-- AIM OF THE TASK --
Write each record again exactly as it stands.

-- SUPPLIED INFORMATION --
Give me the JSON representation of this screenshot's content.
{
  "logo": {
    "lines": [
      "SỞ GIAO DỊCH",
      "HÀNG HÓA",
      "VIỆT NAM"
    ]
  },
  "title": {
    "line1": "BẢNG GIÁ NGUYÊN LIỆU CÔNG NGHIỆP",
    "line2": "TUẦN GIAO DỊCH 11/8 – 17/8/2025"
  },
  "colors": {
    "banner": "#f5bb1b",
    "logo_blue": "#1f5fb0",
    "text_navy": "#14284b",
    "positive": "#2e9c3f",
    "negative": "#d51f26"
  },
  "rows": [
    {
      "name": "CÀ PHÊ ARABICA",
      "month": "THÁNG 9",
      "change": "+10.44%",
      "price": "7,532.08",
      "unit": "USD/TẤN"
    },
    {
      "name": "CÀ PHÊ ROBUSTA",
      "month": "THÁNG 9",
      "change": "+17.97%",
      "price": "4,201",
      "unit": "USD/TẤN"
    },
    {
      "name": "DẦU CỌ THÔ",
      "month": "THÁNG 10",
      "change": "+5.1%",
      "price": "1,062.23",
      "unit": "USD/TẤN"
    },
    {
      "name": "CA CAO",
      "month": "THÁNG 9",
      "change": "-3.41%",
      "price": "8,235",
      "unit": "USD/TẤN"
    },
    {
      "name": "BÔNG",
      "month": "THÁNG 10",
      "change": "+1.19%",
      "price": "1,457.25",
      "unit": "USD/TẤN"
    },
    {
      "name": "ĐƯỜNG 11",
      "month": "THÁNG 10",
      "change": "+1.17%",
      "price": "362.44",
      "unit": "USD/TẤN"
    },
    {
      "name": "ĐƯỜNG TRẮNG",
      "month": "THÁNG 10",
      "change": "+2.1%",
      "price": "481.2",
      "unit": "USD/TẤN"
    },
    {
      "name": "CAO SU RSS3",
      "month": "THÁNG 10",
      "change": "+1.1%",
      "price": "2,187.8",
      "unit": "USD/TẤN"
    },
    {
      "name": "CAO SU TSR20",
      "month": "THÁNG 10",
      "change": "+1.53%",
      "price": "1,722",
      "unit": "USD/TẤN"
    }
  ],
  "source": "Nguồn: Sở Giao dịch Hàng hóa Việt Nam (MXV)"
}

-- SOLUTION TO THIS TASK --
Give me the JSON representation of this screenshot's content.
{
  "logo": {
    "lines": [
      "SỞ GIAO DỊCH",
      "HÀNG HÓA",
      "VIỆT NAM"
    ]
  },
  "title": {
    "line1": "BẢNG GIÁ NGUYÊN LIỆU CÔNG NGHIỆP",
    "line2": "TUẦN GIAO DỊCH 11/8 – 17/8/2025"
  },
  "colors": {
    "banner": "#f5bb1b",
    "logo_blue": "#1f5fb0",
    "text_navy": "#14284b",
    "positive": "#2e9c3f",
    "negative": "#d51f26"
  },
  "rows": [
    {
      "name": "CÀ PHÊ ARABICA",
      "month": "THÁNG 9",
      "change": "+10.44%",
      "price": "7,532.08",
      "unit": "USD/TẤN"
    },
    {
      "name": "CÀ PHÊ ROBUSTA",
      "month": "THÁNG 9",
      "change": "+17.97%",
      "price": "4,201",
      "unit": "USD/TẤN"
    },
    {
      "name": "DẦU CỌ THÔ",
      "month": "THÁNG 10",
      "change": "+5.1%",
      "price": "1,062.23",
      "unit": "USD/TẤN"
    },
    {
      "name": "CA CAO",
      "month": "THÁNG 9",
      "change": "-3.41%",
      "price": "8,235",
      "unit": "USD/TẤN"
    },
    {
      "name": "BÔNG",
      "month": "THÁNG 10",
      "change": "+1.19%",
      "price": "1,457.25",
      "unit": "USD/TẤN"
    },
    {
      "name": "ĐƯỜNG 11",
      "month": "THÁNG 10",
      "change": "+1.17%",
      "price": "362.44",
      "unit": "USD/TẤN"
    },
    {
      "name": "ĐƯỜNG TRẮNG",
      "month": "THÁNG 10",
      "change": "+2.1%",
      "price": "481.2",
      "unit": "USD/TẤN"
    },
    {
      "name": "CAO SU RSS3",
      "month": "THÁNG 10",
      "change": "+1.1%",
      "price": "2,187.8",
      "unit": "USD/TẤN"
    },
    {
      "name": "CAO SU TSR20",
      "month": "THÁNG 10",
      "change": "+1.53%",
      "price": "1,722",
      "unit": "USD/TẤN"
    }
  ],
  "source": "Nguồn: Sở Giao dịch Hàng hóa Việt Nam (MXV)"
}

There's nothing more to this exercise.